Entries from a visual dataset
===============

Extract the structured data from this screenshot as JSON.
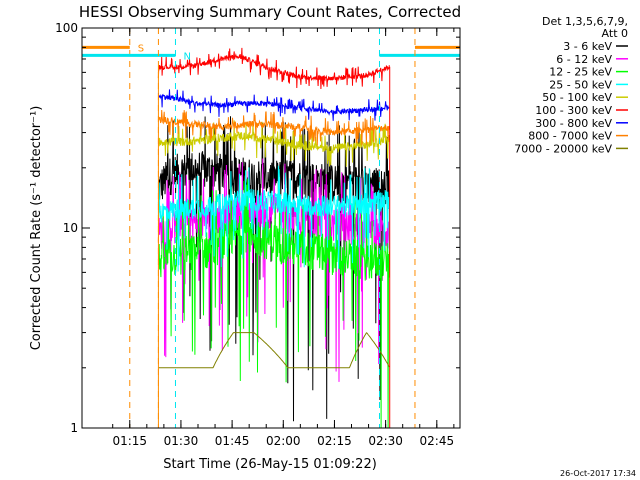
{
  "chart_data": {
    "type": "line",
    "title": "HESSI Observing Summary Count Rates, Corrected",
    "xlabel": "Start Time (26-May-15 01:09:22)",
    "ylabel": "Corrected Count Rate (s⁻¹ detector⁻¹)",
    "y_scale": "log",
    "ylim": [
      1,
      100
    ],
    "xlim_minutes_after_start": [
      -8.4,
      102.4
    ],
    "x_tick_labels": [
      "01:15",
      "01:30",
      "01:45",
      "02:00",
      "02:15",
      "02:30",
      "02:45"
    ],
    "x_tick_times": [
      5.6,
      20.6,
      35.6,
      50.6,
      65.6,
      80.6,
      95.6
    ],
    "y_tick_labels": [
      "1",
      "10",
      "100"
    ],
    "y_tick_values": [
      1,
      10,
      100
    ],
    "legend_header": [
      "Det 1,3,5,6,7,9,",
      "Att 0"
    ],
    "legend_position": "right",
    "timestamp": "26-Oct-2017 17:34",
    "markers": [
      {
        "label": "S",
        "color": "#ff8c00",
        "t_start": -8.4,
        "t_end": 5.6,
        "level": 80,
        "t_lines": [
          5.6
        ]
      },
      {
        "label": "N",
        "color": "#00e5ee",
        "t_start": -8.4,
        "t_end": 19.0,
        "level": 73,
        "t_lines": [
          19.0,
          -8.4
        ]
      },
      {
        "label": "",
        "color": "#00e5ee",
        "t_start": 78.8,
        "t_end": 102.4,
        "level": 73,
        "t_lines": [
          78.8,
          102.4
        ]
      },
      {
        "label": "",
        "color": "#ff8c00",
        "t_start": 89.2,
        "t_end": 102.4,
        "level": 80,
        "t_lines": [
          89.2
        ]
      },
      {
        "label": "",
        "color": "#ff8c00",
        "t_start": 14.0,
        "t_end": 14.0,
        "level": 1,
        "t_lines": [
          14.0
        ]
      }
    ],
    "data_window": [
      14.0,
      81.8
    ],
    "series": [
      {
        "name": "3 - 6 keV",
        "color": "#000000",
        "noise": 0.45,
        "times": [
          14,
          18,
          25,
          35,
          45,
          55,
          65,
          75,
          80.5,
          81.8
        ],
        "values": [
          16,
          19,
          20,
          19,
          18,
          18,
          17,
          17,
          16,
          16
        ]
      },
      {
        "name": "6 - 12 keV",
        "color": "#ff00ff",
        "noise": 0.4,
        "times": [
          14,
          20,
          30,
          38,
          45,
          55,
          65,
          75,
          81.8
        ],
        "values": [
          9.5,
          10.5,
          11,
          12,
          12.5,
          11.5,
          10.5,
          10,
          9.5
        ]
      },
      {
        "name": "12 - 25 keV",
        "color": "#00ff00",
        "noise": 0.45,
        "times": [
          14,
          22,
          30,
          38,
          45,
          55,
          65,
          75,
          81.8
        ],
        "values": [
          7,
          7.5,
          8,
          9.5,
          9,
          8,
          7.5,
          7,
          7
        ]
      },
      {
        "name": "25 - 50 keV",
        "color": "#00ffff",
        "noise": 0.25,
        "times": [
          14,
          20,
          30,
          40,
          50,
          60,
          70,
          81.8
        ],
        "values": [
          12,
          12.5,
          13,
          14,
          13.5,
          13,
          13,
          14
        ]
      },
      {
        "name": "50 - 100 keV",
        "color": "#cccc00",
        "noise": 0.1,
        "times": [
          14,
          22,
          30,
          38,
          45,
          55,
          65,
          75,
          81.8
        ],
        "values": [
          27,
          27,
          28,
          29,
          28,
          26,
          25,
          26,
          28
        ]
      },
      {
        "name": "100 - 300 keV",
        "color": "#ff0000",
        "noise": 0.06,
        "times": [
          14,
          20,
          25,
          32,
          38,
          45,
          55,
          65,
          75,
          81.8
        ],
        "values": [
          64,
          64,
          65,
          70,
          72,
          64,
          57,
          56,
          58,
          64
        ]
      },
      {
        "name": "300 - 800 keV",
        "color": "#0000ff",
        "noise": 0.06,
        "times": [
          14,
          20,
          25,
          32,
          38,
          45,
          55,
          65,
          75,
          81.8
        ],
        "values": [
          46,
          44,
          42,
          41,
          42,
          42,
          40,
          38,
          39,
          40
        ]
      },
      {
        "name": "800 - 7000 keV",
        "color": "#ff8000",
        "noise": 0.08,
        "times": [
          14,
          20,
          25,
          32,
          38,
          45,
          55,
          65,
          75,
          81.8
        ],
        "values": [
          35,
          34,
          33,
          32,
          33,
          33,
          32,
          30,
          31,
          32
        ]
      },
      {
        "name": "7000 - 20000 keV",
        "color": "#808000",
        "noise": 0.0,
        "times": [
          14,
          30,
          36,
          42,
          52,
          60,
          70,
          75,
          81.8
        ],
        "values": [
          2,
          2,
          3,
          3,
          2,
          2,
          2,
          3,
          2
        ]
      }
    ]
  }
}
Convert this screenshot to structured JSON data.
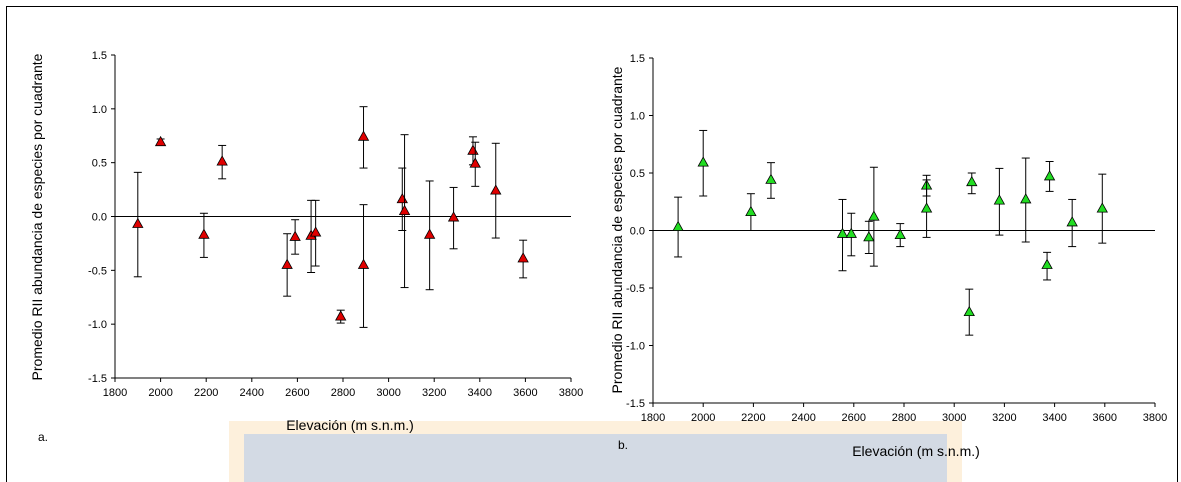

===============

Determine how many lines include the word "Count" and report that number by itself.

2